_Challenge:_ Print all the data, keeping every line exactly as it is.
◆ ◆ ◆
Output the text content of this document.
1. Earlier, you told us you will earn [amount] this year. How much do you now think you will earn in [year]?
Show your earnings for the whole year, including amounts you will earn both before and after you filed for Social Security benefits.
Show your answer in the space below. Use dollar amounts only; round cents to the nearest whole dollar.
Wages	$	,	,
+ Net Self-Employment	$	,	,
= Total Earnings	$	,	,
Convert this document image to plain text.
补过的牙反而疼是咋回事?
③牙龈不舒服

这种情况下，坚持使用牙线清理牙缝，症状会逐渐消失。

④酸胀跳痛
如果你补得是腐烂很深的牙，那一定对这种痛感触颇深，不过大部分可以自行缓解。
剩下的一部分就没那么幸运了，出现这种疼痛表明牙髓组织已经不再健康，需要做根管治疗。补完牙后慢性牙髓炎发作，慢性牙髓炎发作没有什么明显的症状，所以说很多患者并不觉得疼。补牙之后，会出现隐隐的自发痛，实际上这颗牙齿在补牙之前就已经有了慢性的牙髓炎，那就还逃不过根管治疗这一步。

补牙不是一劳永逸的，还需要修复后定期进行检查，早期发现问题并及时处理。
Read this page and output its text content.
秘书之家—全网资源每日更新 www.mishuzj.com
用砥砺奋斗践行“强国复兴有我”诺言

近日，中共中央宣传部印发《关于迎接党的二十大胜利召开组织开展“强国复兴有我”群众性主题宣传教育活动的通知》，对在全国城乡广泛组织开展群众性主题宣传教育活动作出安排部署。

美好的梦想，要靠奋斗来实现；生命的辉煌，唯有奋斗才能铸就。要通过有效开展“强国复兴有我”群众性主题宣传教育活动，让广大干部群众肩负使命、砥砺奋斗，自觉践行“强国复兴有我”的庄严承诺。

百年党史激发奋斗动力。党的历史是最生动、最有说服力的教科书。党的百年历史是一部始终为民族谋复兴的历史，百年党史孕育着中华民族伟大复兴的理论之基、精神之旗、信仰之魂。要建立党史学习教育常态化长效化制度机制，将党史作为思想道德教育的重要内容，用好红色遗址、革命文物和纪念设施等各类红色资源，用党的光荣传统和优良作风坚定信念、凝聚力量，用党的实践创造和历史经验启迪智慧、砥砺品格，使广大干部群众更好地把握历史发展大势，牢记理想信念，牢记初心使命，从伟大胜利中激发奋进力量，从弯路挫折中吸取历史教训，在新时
◆ ◆ ◆
_Task result:_
Output the text content of this document.
1. Earlier, you told us you will earn [amount] this year. How much do you now think you will earn in [year]?
Show your earnings for the whole year, including amounts you will earn both before and after you filed for Social Security benefits.
Show your answer in the space below. Use dollar amounts only; round cents to the nearest whole dollar.
Wages	$	,	,
+ Net Self-Employment	$	,	,
= Total Earnings	$	,	,
Convert this document image to plain text.
补过的牙反而疼是咋回事?
③牙龈不舒服

这种情况下，坚持使用牙线清理牙缝，症状会逐渐消失。

④酸胀跳痛
如果你补得是腐烂很深的牙，那一定对这种痛感触颇深，不过大部分可以自行缓解。
剩下的一部分就没那么幸运了，出现这种疼痛表明牙髓组织已经不再健康，需要做根管治疗。补完牙后慢性牙髓炎发作，慢性牙髓炎发作没有什么明显的症状，所以说很多患者并不觉得疼。补牙之后，会出现隐隐的自发痛，实际上这颗牙齿在补牙之前就已经有了慢性的牙髓炎，那就还逃不过根管治疗这一步。

补牙不是一劳永逸的，还需要修复后定期进行检查，早期发现问题并及时处理。
Read this page and output its text content.
秘书之家—全网资源每日更新 www.mishuzj.com
用砥砺奋斗践行“强国复兴有我”诺言

近日，中共中央宣传部印发《关于迎接党的二十大胜利召开组织开展“强国复兴有我”群众性主题宣传教育活动的通知》，对在全国城乡广泛组织开展群众性主题宣传教育活动作出安排部署。

美好的梦想，要靠奋斗来实现；生命的辉煌，唯有奋斗才能铸就。要通过有效开展“强国复兴有我”群众性主题宣传教育活动，让广大干部群众肩负使命、砥砺奋斗，自觉践行“强国复兴有我”的庄严承诺。

百年党史激发奋斗动力。党的历史是最生动、最有说服力的教科书。党的百年历史是一部始终为民族谋复兴的历史，百年党史孕育着中华民族伟大复兴的理论之基、精神之旗、信仰之魂。要建立党史学习教育常态化长效化制度机制，将党史作为思想道德教育的重要内容，用好红色遗址、革命文物和纪念设施等各类红色资源，用党的光荣传统和优良作风坚定信念、凝聚力量，用党的实践创造和历史经验启迪智慧、砥砺品格，使广大干部群众更好地把握历史发展大势，牢记理想信念，牢记初心使命，从伟大胜利中激发奋进力量，从弯路挫折中吸取历史教训，在新时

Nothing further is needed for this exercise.